Страница
Впрочем, Перри Андерсон напоминает мне о том, что в этом отношении самой глубокой и наиболее фундаментальной чертой, общей всем модернизмам, является не столько их враждебность к технологии, которую некоторые (например, футуристы) как раз восхваляли, но скорее их враждебность к самому рынку. Центральное значение этой черты подтверждается ее перевертыванием в различных направлениях постмодернизма, которые, пусть даже они отличаются друг от друга намного сильнее, чем различные разновидности модернизма, разделяют по меньшей мере одну общую черту, которая сводится к недвусмысленному утверждению, если не откровенному прославлению рынка как такового.

То, что опыт технологии является здесь в любом случае ключевым маркером, можно, с моей точки зрения, вывести из ритма следовавших друг за другом волн эстетического модернизма: большой первой волны конца девятнадцатого века, организованной вокруг органических форм и получившей наиболее убедительное выражение в символизме; второй волны, набирающей силу на рубеже столетий и характеризующейся двойственными маркерами — воодушевлением машинной технологией и организацией в виде авангардистских движений военизированного типа (точной формой этого момента может послужить футуризм). К ним следует добавить модернизм изолированного «гения», организованный, в отличие от двух движений-периодов (акцентирующих, с одной стороны, органическое преобразование жизненного мира и, с другой — авангард и его общественную миссию), вокруг великого Произведения, Книги Мира — секулярного Писания, священного текста, последней мессы («Книга» Малларме), проводимой ради невообразимо нового общественного порядка. Мы также должны, вероятно, отвести определенное место тому, что Чарльз Дженкс назвал «поздним модернизмом» (но датировать его не столь поздним, как он, периодом), то есть последним пережиткам собственно модернистского взгляда на искусство и мир, сохранившимся после великого политического и экономического перелома Депрессии, когда при сталинизме или Народном фронте, Гитлере или Новом курсе новая концепция социального реализма добилась непререкаемого культурного авторитета в силу коллективных страхов и мировой войны. Поздние модернисты Дженкса — те, кто дожили до постмодернизма, и эта идея имеет смысл в архитектуре; литературная система координат складывается, однако, в этом случае из таких имен, как Борхес и Набоков, Беккет, таких поэтов, как Олсон и Зукофски, и таких композиторов, как Милтон Бэббит, которым не повезло с тем, что их творчество охватывает две эпохи, а повезло, напротив, в том, что в изоляции или изгнании они нашли «капсулу времени», в которой можно было проработать свои несвоевременные формы.

Исходные данные
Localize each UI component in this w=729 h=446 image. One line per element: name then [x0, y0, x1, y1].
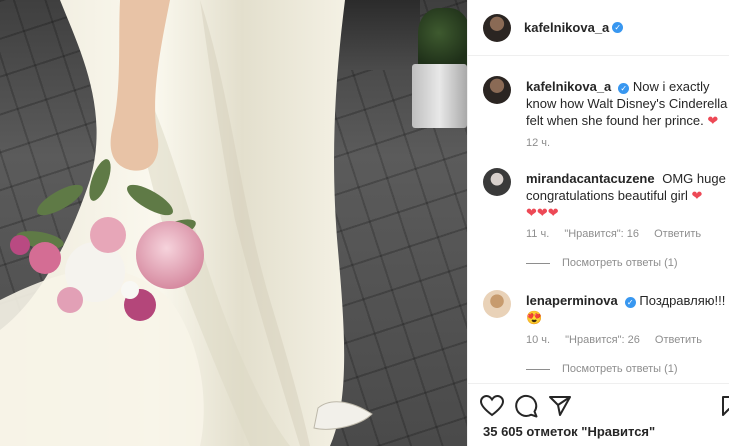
bookmark-icon[interactable]	[722, 396, 729, 416]
view-replies-button[interactable]: Посмотреть ответы (1)	[526, 257, 678, 269]
red-heart-emoji-icon: ❤	[691, 188, 703, 203]
likes-count[interactable]: 35 605 отметок "Нравится"	[483, 424, 655, 439]
caption-username[interactable]: kafelnikova_a	[526, 79, 611, 94]
action-icons	[480, 392, 582, 420]
comment-meta: 10 ч. "Нравится": 26 Ответить	[526, 334, 714, 346]
heart-outline-icon[interactable]	[480, 392, 514, 420]
comment-emoji-line: 😍	[526, 310, 543, 325]
author-avatar[interactable]	[483, 13, 511, 42]
red-heart-emoji-icon: ❤	[707, 113, 719, 128]
comment-likes[interactable]: "Нравится": 16	[564, 228, 639, 240]
comment-username[interactable]: lenaperminova	[526, 293, 618, 308]
caption-author-avatar[interactable]	[483, 76, 511, 104]
verified-badge-icon: ✓	[618, 83, 630, 94]
post-side-panel: kafelnikova_a ✓ kafelnikova_a ✓ Now i exa…	[467, 0, 729, 446]
comments-list[interactable]: kafelnikova_a ✓ Now i exactly know how Wa…	[468, 57, 729, 383]
comment-text: Поздравляю!!!	[639, 293, 726, 308]
comment-time[interactable]: 10 ч.	[526, 334, 550, 346]
replies-divider	[526, 262, 550, 264]
bride-illustration	[0, 0, 373, 446]
reply-button[interactable]: Ответить	[654, 228, 701, 240]
caption-time[interactable]: 12 ч.	[526, 137, 550, 149]
comment-username[interactable]: mirandacantacuzene	[526, 171, 655, 186]
comment-bubble-icon[interactable]	[514, 392, 548, 420]
verified-badge-icon: ✓	[624, 297, 636, 308]
view-replies-button[interactable]: Посмотреть ответы (1)	[526, 363, 678, 375]
verified-badge-icon: ✓	[612, 22, 624, 33]
author-username[interactable]: kafelnikova_a	[524, 20, 609, 35]
caption-body: kafelnikova_a ✓ Now i exactly know how Wa…	[526, 78, 729, 129]
comment-time[interactable]: 11 ч.	[526, 228, 549, 240]
comment-emoji-line: ❤❤❤	[526, 205, 559, 220]
post-photo[interactable]	[0, 0, 467, 446]
post-header: kafelnikova_a ✓	[468, 0, 729, 56]
view-replies-label: Посмотреть ответы (1)	[562, 257, 678, 269]
paper-plane-icon[interactable]	[548, 392, 582, 420]
post-actions: 35 605 отметок "Нравится"	[468, 383, 729, 446]
comment-body: mirandacantacuzene OMG huge congratulati…	[526, 170, 729, 221]
comment-meta: 11 ч. "Нравится": 16 Ответить	[526, 228, 713, 240]
commenter-avatar[interactable]	[483, 290, 511, 318]
replies-divider	[526, 368, 550, 370]
comment-likes[interactable]: "Нравится": 26	[565, 334, 640, 346]
reply-button[interactable]: Ответить	[655, 334, 702, 346]
view-replies-label: Посмотреть ответы (1)	[562, 363, 678, 375]
commenter-avatar[interactable]	[483, 168, 511, 196]
comment-body: lenaperminova ✓ Поздравляю!!! 😍	[526, 292, 729, 326]
caption-meta: 12 ч.	[526, 137, 562, 149]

Суть задания
Перескажите страницу в двух предложениях.

Результат
Общей чертой всех модернизмов названа враждебность не к технологии, а к рынку, тогда как направления постмодернизма, напротив, утверждают или даже прославляют рынок. Ключевым маркером при этом остается опыт технологии, что видно по волнам модернизма: символизму конца девятнадцатого века с его органическими формами, авангарду рубежа столетий с воодушевлением машинной технологией, модернизму изолированного «гения», организованному вокруг великого Произведения, и «позднему модернизму», сохранившемуся после перелома Депрессии.